** Start **

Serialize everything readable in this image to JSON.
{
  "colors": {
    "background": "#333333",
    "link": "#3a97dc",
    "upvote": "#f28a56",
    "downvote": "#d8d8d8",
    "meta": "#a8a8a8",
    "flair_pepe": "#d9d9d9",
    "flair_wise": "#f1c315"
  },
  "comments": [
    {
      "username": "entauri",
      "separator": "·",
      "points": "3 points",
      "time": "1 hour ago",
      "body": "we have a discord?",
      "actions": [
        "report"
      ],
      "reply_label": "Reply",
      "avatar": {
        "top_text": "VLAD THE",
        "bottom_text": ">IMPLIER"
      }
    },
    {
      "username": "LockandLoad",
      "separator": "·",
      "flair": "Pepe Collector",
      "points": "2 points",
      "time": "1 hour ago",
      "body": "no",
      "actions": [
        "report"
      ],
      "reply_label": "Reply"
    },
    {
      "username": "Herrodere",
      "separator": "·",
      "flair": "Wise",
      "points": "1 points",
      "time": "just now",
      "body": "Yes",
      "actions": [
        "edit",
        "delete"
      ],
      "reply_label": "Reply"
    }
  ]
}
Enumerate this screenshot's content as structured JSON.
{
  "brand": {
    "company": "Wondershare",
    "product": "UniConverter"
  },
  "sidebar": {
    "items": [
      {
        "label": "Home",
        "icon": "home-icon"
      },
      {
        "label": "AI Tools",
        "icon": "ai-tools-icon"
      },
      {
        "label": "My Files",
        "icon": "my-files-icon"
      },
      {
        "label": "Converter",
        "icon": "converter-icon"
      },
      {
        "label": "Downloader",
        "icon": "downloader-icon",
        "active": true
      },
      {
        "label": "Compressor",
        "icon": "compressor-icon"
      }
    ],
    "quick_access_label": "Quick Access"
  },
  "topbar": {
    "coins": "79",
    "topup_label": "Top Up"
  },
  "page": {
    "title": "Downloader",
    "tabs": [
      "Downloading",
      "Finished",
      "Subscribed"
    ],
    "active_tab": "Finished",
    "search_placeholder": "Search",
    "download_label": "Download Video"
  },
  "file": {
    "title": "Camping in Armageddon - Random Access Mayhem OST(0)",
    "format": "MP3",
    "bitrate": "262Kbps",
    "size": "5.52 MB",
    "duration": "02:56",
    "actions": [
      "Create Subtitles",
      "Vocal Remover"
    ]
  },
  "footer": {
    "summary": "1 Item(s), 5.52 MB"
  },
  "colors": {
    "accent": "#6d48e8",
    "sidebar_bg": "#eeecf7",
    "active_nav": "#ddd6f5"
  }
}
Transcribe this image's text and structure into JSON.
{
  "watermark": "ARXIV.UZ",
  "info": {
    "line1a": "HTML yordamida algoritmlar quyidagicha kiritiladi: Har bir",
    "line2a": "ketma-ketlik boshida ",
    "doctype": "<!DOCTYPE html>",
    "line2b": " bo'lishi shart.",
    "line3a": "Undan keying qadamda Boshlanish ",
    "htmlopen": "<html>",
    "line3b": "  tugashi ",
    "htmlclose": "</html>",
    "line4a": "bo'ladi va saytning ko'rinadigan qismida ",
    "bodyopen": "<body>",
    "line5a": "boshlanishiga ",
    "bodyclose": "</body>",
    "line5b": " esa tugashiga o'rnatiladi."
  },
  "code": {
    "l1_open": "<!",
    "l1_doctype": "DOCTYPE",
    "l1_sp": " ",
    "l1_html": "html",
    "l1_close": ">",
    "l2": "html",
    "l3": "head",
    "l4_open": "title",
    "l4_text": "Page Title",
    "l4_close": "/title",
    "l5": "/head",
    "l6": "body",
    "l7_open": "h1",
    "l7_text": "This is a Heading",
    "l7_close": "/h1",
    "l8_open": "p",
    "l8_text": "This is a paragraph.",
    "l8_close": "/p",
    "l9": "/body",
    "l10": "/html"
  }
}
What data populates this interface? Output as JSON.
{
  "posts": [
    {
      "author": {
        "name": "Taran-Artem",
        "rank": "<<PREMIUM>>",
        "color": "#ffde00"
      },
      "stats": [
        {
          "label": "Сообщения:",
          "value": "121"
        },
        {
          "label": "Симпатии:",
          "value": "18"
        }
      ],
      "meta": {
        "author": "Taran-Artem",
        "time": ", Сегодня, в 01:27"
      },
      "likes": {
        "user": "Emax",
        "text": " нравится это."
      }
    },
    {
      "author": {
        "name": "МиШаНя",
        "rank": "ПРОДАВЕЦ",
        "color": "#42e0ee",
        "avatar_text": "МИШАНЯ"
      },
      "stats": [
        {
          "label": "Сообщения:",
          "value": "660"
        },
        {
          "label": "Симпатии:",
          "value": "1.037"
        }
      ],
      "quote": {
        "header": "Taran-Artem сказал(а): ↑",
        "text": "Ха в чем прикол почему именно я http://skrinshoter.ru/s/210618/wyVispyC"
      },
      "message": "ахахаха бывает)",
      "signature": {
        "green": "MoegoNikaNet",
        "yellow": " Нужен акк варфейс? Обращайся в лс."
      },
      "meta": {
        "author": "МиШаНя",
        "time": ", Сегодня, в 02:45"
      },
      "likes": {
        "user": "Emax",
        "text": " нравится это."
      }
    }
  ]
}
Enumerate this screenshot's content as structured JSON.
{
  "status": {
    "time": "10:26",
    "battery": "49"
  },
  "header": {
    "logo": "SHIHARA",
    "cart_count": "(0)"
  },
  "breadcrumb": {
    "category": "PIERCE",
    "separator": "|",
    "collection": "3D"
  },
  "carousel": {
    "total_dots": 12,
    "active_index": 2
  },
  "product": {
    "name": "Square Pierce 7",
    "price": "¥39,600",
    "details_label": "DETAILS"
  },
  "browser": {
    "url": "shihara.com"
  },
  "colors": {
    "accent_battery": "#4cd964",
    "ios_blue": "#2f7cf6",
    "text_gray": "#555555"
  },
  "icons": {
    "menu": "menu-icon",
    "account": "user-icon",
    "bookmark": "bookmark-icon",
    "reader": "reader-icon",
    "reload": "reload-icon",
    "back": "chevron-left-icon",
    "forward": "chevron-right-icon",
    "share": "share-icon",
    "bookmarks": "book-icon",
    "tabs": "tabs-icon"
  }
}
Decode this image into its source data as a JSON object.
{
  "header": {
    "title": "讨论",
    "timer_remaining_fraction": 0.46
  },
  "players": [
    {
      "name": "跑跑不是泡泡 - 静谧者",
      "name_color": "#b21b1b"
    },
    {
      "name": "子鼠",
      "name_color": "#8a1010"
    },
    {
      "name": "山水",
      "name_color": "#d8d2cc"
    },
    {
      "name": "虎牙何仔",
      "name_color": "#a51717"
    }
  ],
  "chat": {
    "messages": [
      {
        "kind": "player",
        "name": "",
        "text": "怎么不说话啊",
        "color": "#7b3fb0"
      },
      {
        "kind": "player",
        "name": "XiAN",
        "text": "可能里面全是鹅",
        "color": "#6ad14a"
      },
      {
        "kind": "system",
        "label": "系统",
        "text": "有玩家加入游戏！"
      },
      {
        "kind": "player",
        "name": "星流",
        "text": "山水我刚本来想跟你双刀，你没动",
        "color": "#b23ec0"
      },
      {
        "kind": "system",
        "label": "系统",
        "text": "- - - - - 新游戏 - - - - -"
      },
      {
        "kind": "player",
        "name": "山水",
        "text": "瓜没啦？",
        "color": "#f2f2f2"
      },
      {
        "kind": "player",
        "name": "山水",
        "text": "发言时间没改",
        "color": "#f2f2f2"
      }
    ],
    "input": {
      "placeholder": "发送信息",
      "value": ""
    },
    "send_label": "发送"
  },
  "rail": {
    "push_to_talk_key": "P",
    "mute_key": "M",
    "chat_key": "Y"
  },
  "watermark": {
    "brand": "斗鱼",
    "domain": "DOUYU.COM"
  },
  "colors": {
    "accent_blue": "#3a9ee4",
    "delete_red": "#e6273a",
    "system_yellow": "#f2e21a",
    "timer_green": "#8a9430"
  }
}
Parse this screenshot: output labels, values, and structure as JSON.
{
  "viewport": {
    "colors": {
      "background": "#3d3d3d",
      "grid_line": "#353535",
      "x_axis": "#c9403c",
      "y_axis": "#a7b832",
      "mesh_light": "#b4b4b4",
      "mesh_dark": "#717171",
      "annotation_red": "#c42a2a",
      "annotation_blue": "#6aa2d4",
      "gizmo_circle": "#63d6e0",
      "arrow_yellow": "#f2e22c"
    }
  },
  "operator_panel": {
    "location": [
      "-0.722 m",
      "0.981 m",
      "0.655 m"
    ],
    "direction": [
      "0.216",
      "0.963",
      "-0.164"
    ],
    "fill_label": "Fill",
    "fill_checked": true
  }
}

** End **

▶ [Given task] Look for the word "data" in every line of the listing and copy the lines that have it.

▶ [Result]
What data populates this interface? Output as JSON.
Decode this image into its source data as a JSON object.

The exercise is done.